## TASK STATEMENT
Below are some records. Say how many of their lines contain the string "labels", and give nothing but the number.

======

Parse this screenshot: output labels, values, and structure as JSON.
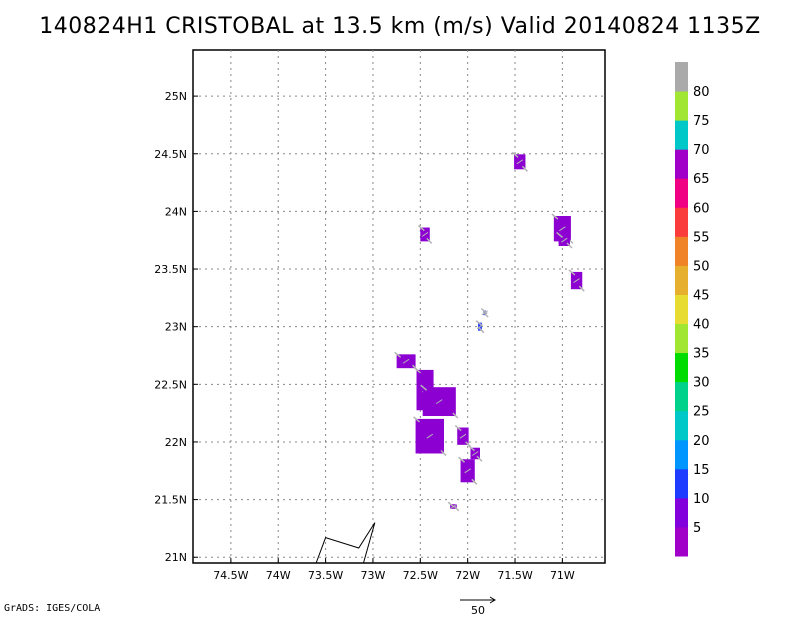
{
  "title": "140824H1 CRISTOBAL at 13.5 km (m/s) Valid 20140824 1135Z",
  "credit": "GrADS: IGES/COLA",
  "map": {
    "lon_range": [
      -74.9,
      -70.55
    ],
    "lat_range": [
      20.95,
      25.4
    ],
    "lon_ticks": [
      {
        "value": -74.5,
        "label": "74.5W"
      },
      {
        "value": -74.0,
        "label": "74W"
      },
      {
        "value": -73.5,
        "label": "73.5W"
      },
      {
        "value": -73.0,
        "label": "73W"
      },
      {
        "value": -72.5,
        "label": "72.5W"
      },
      {
        "value": -72.0,
        "label": "72W"
      },
      {
        "value": -71.5,
        "label": "71.5W"
      },
      {
        "value": -71.0,
        "label": "71W"
      }
    ],
    "lat_ticks": [
      {
        "value": 21.0,
        "label": "21N"
      },
      {
        "value": 21.5,
        "label": "21.5N"
      },
      {
        "value": 22.0,
        "label": "22N"
      },
      {
        "value": 22.5,
        "label": "22.5N"
      },
      {
        "value": 23.0,
        "label": "23N"
      },
      {
        "value": 23.5,
        "label": "23.5N"
      },
      {
        "value": 24.0,
        "label": "24N"
      },
      {
        "value": 24.5,
        "label": "24.5N"
      },
      {
        "value": 25.0,
        "label": "25N"
      }
    ],
    "coastline": [
      [
        -73.6,
        20.95
      ],
      [
        -73.5,
        21.17
      ],
      [
        -73.15,
        21.08
      ],
      [
        -72.98,
        21.3
      ],
      [
        -73.1,
        20.95
      ]
    ],
    "wind_cells": [
      {
        "lon": -71.45,
        "lat": 24.43,
        "w": 0.12,
        "h": 0.13
      },
      {
        "lon": -71.0,
        "lat": 23.85,
        "w": 0.18,
        "h": 0.22
      },
      {
        "lon": -70.98,
        "lat": 23.75,
        "w": 0.12,
        "h": 0.1
      },
      {
        "lon": -70.85,
        "lat": 23.4,
        "w": 0.12,
        "h": 0.15
      },
      {
        "lon": -72.45,
        "lat": 23.8,
        "w": 0.1,
        "h": 0.12
      },
      {
        "lon": -72.65,
        "lat": 22.7,
        "w": 0.2,
        "h": 0.12
      },
      {
        "lon": -72.45,
        "lat": 22.45,
        "w": 0.18,
        "h": 0.35
      },
      {
        "lon": -72.3,
        "lat": 22.35,
        "w": 0.35,
        "h": 0.25
      },
      {
        "lon": -72.4,
        "lat": 22.05,
        "w": 0.3,
        "h": 0.3
      },
      {
        "lon": -72.05,
        "lat": 22.05,
        "w": 0.12,
        "h": 0.15
      },
      {
        "lon": -72.0,
        "lat": 21.75,
        "w": 0.15,
        "h": 0.2
      },
      {
        "lon": -71.92,
        "lat": 21.9,
        "w": 0.1,
        "h": 0.1
      },
      {
        "lon": -72.15,
        "lat": 21.44,
        "w": 0.07,
        "h": 0.04
      }
    ],
    "wind_cells_blue": [
      {
        "lon": -71.87,
        "lat": 23.0,
        "w": 0.04,
        "h": 0.07
      },
      {
        "lon": -71.82,
        "lat": 23.12,
        "w": 0.03,
        "h": 0.04
      }
    ]
  },
  "colorbar": {
    "labels": [
      "5",
      "10",
      "15",
      "20",
      "25",
      "30",
      "35",
      "40",
      "45",
      "50",
      "55",
      "60",
      "65",
      "70",
      "75",
      "80"
    ],
    "colors": [
      "#a000c8",
      "#8200dc",
      "#1e3cff",
      "#0096ff",
      "#00c8c8",
      "#00d28c",
      "#00dc00",
      "#a0e632",
      "#e6dc32",
      "#e6af2d",
      "#f08228",
      "#fa3c3c",
      "#f00082",
      "#a000c8",
      "#00c8c8",
      "#a0e632",
      "#aaaaaa"
    ]
  },
  "colors": {
    "wind_fill": "#8c00d2",
    "wind_fill_blue": "#1e3cff",
    "vector": "#b4b4b4"
  },
  "vector_key": {
    "label": "50"
  }
}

======

## WRITTEN RESPONSE
2